» RECORDS FOR THIS TASK
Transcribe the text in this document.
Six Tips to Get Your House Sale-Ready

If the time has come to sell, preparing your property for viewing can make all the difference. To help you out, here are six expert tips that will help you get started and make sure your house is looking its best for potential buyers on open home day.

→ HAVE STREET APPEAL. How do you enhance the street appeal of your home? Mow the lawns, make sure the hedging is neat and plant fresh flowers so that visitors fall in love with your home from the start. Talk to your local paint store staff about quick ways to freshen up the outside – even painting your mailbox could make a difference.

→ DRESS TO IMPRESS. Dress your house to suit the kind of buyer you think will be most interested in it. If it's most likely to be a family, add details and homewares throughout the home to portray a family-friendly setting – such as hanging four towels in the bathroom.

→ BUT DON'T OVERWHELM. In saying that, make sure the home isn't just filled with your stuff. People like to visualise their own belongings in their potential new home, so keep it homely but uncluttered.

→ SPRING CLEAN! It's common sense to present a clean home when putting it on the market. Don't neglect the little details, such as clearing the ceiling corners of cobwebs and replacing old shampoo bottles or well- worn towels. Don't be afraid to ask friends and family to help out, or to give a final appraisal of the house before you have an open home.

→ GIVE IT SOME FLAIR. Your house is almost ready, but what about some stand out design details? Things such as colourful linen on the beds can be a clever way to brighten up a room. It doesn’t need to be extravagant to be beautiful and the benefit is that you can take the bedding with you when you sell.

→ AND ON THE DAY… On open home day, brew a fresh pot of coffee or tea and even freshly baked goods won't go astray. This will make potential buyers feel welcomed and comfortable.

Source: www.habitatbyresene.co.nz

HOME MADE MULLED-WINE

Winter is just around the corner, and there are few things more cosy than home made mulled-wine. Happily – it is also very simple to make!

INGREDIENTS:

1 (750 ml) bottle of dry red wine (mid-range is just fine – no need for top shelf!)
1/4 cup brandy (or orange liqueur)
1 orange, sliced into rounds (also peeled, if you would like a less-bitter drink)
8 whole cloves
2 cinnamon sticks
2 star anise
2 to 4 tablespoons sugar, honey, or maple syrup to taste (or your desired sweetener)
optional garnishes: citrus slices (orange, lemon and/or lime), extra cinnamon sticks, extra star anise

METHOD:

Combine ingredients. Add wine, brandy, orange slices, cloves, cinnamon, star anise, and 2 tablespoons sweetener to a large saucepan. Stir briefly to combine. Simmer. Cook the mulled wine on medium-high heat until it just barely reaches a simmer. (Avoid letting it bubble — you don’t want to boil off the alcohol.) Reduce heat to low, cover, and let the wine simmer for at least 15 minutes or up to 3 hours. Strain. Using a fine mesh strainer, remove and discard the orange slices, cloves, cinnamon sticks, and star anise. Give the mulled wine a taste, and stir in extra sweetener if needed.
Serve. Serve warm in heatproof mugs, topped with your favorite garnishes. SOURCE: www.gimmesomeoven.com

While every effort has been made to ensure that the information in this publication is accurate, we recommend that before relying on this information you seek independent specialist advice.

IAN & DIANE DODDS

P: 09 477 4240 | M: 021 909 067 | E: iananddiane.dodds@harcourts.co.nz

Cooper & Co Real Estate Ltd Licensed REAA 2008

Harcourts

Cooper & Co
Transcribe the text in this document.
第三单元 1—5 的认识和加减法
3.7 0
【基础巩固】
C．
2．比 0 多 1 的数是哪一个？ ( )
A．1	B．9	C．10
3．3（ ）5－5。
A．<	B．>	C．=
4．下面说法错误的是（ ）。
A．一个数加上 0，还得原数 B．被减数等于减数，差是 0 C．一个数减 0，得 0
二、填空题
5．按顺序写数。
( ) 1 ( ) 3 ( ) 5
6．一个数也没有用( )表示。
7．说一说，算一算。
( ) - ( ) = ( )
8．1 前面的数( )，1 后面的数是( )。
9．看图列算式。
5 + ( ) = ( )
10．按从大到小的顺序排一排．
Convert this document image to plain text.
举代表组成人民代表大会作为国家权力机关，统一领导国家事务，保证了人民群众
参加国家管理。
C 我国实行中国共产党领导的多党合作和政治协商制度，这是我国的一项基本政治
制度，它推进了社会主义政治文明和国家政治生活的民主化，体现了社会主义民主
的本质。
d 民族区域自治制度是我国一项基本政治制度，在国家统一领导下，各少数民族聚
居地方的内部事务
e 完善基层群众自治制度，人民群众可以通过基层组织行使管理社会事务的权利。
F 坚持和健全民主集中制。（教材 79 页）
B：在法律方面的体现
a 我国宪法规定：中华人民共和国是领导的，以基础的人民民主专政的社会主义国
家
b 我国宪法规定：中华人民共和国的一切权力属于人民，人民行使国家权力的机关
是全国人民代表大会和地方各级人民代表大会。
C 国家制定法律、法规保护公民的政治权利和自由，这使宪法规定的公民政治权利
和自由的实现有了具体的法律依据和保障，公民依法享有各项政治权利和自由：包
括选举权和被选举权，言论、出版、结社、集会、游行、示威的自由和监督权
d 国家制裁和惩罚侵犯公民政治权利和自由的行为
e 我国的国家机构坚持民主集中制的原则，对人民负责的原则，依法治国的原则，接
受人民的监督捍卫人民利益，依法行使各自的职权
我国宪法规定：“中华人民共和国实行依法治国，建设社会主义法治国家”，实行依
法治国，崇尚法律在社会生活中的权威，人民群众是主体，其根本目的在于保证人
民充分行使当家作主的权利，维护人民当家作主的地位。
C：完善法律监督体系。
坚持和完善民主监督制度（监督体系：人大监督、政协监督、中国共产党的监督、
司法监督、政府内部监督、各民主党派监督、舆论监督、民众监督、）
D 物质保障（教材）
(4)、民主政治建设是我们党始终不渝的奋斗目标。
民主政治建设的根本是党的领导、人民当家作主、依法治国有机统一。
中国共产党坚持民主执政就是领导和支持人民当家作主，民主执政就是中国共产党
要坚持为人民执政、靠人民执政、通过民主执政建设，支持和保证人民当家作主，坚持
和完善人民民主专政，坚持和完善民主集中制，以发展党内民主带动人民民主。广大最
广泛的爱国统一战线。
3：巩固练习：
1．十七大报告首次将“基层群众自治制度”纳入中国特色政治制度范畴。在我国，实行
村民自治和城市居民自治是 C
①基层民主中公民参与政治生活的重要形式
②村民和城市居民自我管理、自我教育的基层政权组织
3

» GOAL
Return every line from the records above that holds the word "cinnamon".

» RESULT OF THE EXERCISE
2 cinnamon sticks
optional garnishes: citrus slices (orange, lemon and/or lime), extra cinnamon sticks, extra star anise
Combine ingredients. Add wine, brandy, orange slices, cloves, cinnamon, star anise, and 2 tablespoons sweetener to a large saucepan. Stir briefly to combine. Simmer. Cook the mulled wine on medium-high heat until it just barely reaches a simmer. (Avoid letting it bubble — you don’t want to boil off the alcohol.) Reduce heat to low, cover, and let the wine simmer for at least 15 minutes or up to 3 hours. Strain. Using a fine mesh strainer, remove and discard the orange slices, cloves, cinnamon sticks, and star anise. Give the mulled wine a taste, and stir in extra sweetener if needed.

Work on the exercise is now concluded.